═══ LISTED ENTRIES
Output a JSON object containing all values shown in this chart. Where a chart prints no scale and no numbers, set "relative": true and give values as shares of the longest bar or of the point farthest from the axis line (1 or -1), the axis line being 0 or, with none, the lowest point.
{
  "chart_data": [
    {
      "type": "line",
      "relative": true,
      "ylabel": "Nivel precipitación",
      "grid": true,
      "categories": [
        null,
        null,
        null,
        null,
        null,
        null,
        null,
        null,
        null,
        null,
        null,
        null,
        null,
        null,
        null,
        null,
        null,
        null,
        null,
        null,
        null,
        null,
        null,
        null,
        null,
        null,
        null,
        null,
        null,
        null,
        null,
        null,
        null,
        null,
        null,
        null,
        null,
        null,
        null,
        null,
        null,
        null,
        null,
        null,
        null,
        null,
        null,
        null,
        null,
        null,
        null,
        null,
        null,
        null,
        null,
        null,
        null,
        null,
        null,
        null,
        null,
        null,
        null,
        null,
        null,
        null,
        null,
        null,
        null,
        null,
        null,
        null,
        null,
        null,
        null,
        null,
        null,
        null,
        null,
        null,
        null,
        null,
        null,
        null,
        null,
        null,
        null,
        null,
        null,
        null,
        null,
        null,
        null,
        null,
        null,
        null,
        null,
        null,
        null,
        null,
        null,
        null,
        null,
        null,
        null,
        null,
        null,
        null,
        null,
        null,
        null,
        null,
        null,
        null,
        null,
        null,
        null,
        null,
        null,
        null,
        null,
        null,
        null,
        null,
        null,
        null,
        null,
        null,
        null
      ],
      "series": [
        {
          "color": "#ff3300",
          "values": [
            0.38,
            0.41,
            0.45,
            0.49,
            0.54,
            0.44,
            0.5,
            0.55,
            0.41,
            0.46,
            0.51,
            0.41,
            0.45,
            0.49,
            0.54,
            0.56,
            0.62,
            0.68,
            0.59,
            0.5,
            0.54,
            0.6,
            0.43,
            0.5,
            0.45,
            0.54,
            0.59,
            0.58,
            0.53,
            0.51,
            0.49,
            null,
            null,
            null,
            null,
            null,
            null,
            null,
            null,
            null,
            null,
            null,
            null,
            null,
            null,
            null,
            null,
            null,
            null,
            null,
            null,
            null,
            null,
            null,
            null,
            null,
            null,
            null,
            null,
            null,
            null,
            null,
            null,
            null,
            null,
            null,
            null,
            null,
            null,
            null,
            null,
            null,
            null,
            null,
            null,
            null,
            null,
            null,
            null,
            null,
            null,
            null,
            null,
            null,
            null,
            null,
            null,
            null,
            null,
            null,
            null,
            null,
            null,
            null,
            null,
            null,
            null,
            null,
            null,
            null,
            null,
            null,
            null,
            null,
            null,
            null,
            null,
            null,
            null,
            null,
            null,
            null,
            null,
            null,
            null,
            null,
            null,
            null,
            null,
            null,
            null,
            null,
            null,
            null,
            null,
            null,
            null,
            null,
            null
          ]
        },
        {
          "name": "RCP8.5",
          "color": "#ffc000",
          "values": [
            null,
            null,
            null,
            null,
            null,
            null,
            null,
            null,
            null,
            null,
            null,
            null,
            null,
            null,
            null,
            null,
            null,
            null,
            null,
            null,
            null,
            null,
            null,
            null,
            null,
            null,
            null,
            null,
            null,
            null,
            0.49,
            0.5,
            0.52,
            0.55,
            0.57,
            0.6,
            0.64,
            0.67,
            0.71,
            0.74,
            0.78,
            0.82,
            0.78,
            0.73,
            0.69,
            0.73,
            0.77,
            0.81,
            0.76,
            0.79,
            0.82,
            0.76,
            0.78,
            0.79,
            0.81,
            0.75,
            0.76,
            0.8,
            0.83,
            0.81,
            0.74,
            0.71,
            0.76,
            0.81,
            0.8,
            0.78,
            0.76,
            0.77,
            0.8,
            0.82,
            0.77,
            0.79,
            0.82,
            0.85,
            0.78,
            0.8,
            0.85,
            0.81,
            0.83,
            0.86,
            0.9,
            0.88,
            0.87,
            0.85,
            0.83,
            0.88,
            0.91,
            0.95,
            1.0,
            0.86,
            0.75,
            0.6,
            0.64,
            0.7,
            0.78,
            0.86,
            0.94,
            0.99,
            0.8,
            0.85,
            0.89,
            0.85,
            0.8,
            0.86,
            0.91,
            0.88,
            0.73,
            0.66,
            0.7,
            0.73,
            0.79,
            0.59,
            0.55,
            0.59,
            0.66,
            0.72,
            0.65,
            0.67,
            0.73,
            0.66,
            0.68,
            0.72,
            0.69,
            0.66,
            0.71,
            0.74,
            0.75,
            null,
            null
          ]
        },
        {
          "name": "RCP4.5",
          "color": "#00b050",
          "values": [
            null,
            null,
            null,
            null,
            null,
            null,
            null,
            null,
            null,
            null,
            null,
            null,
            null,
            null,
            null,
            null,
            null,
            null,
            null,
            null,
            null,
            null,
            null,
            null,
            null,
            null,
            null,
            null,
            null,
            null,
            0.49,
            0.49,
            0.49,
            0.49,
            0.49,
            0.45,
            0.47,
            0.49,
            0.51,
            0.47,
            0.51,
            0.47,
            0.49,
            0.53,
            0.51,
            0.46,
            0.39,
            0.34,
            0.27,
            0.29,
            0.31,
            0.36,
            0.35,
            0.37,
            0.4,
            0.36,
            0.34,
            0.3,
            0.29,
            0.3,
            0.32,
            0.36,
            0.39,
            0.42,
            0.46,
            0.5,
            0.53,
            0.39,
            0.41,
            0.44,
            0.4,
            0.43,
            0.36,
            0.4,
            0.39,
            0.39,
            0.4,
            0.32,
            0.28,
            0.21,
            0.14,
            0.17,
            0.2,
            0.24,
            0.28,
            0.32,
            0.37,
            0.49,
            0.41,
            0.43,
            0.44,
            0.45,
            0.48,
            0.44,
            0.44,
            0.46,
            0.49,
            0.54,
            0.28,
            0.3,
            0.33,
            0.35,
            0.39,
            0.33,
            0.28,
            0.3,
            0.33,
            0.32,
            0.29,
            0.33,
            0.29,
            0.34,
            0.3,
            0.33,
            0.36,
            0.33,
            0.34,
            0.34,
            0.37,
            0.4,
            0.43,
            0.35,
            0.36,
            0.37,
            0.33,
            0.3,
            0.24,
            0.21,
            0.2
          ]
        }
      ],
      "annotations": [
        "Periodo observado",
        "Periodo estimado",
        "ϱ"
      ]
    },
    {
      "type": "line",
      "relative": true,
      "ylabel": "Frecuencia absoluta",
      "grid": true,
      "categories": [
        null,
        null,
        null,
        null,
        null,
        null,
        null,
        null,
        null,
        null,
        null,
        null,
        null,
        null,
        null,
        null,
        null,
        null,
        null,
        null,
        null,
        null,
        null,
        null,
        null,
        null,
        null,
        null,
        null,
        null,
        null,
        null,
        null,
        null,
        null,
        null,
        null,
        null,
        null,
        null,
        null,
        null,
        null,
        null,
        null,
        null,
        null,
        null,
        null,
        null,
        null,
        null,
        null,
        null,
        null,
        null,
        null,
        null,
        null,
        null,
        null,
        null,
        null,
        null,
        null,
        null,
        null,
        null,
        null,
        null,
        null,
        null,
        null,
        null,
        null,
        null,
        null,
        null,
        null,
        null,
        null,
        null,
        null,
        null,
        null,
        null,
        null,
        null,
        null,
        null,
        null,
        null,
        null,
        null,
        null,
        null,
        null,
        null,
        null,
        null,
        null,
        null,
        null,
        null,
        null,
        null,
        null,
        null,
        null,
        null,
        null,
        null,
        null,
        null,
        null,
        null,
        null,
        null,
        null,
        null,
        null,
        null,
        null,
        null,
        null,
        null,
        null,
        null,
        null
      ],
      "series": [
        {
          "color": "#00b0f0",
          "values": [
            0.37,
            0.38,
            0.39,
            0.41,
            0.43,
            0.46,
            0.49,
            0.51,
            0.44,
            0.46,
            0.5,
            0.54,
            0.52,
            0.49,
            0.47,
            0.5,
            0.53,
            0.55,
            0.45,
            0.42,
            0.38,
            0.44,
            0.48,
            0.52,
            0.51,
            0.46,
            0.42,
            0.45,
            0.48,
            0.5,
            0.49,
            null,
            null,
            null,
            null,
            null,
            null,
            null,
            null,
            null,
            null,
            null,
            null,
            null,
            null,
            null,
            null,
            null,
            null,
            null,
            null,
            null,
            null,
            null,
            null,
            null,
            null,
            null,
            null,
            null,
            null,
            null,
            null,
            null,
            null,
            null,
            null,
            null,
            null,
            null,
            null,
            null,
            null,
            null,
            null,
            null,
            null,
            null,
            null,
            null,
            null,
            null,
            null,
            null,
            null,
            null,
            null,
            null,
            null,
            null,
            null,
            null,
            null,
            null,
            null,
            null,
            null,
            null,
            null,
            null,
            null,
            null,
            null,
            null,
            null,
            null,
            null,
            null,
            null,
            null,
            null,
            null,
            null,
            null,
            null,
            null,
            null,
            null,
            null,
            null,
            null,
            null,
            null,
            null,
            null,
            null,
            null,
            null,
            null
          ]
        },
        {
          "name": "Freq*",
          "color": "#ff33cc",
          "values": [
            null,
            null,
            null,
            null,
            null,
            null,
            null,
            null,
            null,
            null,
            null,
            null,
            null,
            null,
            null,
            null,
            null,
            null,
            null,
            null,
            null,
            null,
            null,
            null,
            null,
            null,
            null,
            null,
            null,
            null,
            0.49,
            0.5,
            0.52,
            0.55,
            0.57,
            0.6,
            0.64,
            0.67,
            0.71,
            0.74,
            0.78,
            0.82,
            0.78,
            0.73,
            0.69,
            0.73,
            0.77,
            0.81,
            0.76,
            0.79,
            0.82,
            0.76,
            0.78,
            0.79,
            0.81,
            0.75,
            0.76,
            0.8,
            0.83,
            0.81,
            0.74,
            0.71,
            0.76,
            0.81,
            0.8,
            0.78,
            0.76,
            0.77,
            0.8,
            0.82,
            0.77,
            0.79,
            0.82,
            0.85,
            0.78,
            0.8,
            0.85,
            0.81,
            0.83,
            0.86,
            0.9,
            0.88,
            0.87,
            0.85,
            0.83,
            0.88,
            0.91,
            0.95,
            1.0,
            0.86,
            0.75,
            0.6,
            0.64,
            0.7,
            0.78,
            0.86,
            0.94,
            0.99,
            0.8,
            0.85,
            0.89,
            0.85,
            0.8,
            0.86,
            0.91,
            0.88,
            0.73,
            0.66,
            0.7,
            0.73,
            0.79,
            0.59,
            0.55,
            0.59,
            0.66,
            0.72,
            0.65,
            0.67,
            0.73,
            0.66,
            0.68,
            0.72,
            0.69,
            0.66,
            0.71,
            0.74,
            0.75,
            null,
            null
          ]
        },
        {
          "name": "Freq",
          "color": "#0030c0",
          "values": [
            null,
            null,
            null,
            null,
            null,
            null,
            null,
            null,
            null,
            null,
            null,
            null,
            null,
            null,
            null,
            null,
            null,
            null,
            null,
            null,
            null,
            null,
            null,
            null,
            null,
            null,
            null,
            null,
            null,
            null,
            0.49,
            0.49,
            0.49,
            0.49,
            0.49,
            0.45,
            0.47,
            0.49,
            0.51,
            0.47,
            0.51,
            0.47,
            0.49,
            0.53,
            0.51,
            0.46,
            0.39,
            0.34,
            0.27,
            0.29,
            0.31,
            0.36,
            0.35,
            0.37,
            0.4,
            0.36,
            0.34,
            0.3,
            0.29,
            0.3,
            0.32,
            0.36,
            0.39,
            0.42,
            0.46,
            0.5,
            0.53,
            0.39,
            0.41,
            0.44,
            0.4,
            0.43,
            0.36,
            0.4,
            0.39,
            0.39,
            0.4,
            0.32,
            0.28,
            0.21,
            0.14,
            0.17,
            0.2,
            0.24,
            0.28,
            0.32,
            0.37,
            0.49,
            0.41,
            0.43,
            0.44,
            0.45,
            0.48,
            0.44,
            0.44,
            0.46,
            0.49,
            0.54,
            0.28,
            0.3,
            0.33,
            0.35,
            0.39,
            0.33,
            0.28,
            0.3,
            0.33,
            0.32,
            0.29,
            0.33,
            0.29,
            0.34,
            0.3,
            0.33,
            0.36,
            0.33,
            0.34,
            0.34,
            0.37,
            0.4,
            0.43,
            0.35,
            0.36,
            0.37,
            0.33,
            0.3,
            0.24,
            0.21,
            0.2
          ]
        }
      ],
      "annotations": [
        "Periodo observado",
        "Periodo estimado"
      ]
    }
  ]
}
══════
WRITTEN EXERCISE → Go through the lines above. Select every one that has the string "color".

RIGHT ANSWER →
          "color": "#ff3300",
          "color": "#ffc000",
          "color": "#00b050",
          "color": "#00b0f0",
          "color": "#ff33cc",
          "color": "#0030c0",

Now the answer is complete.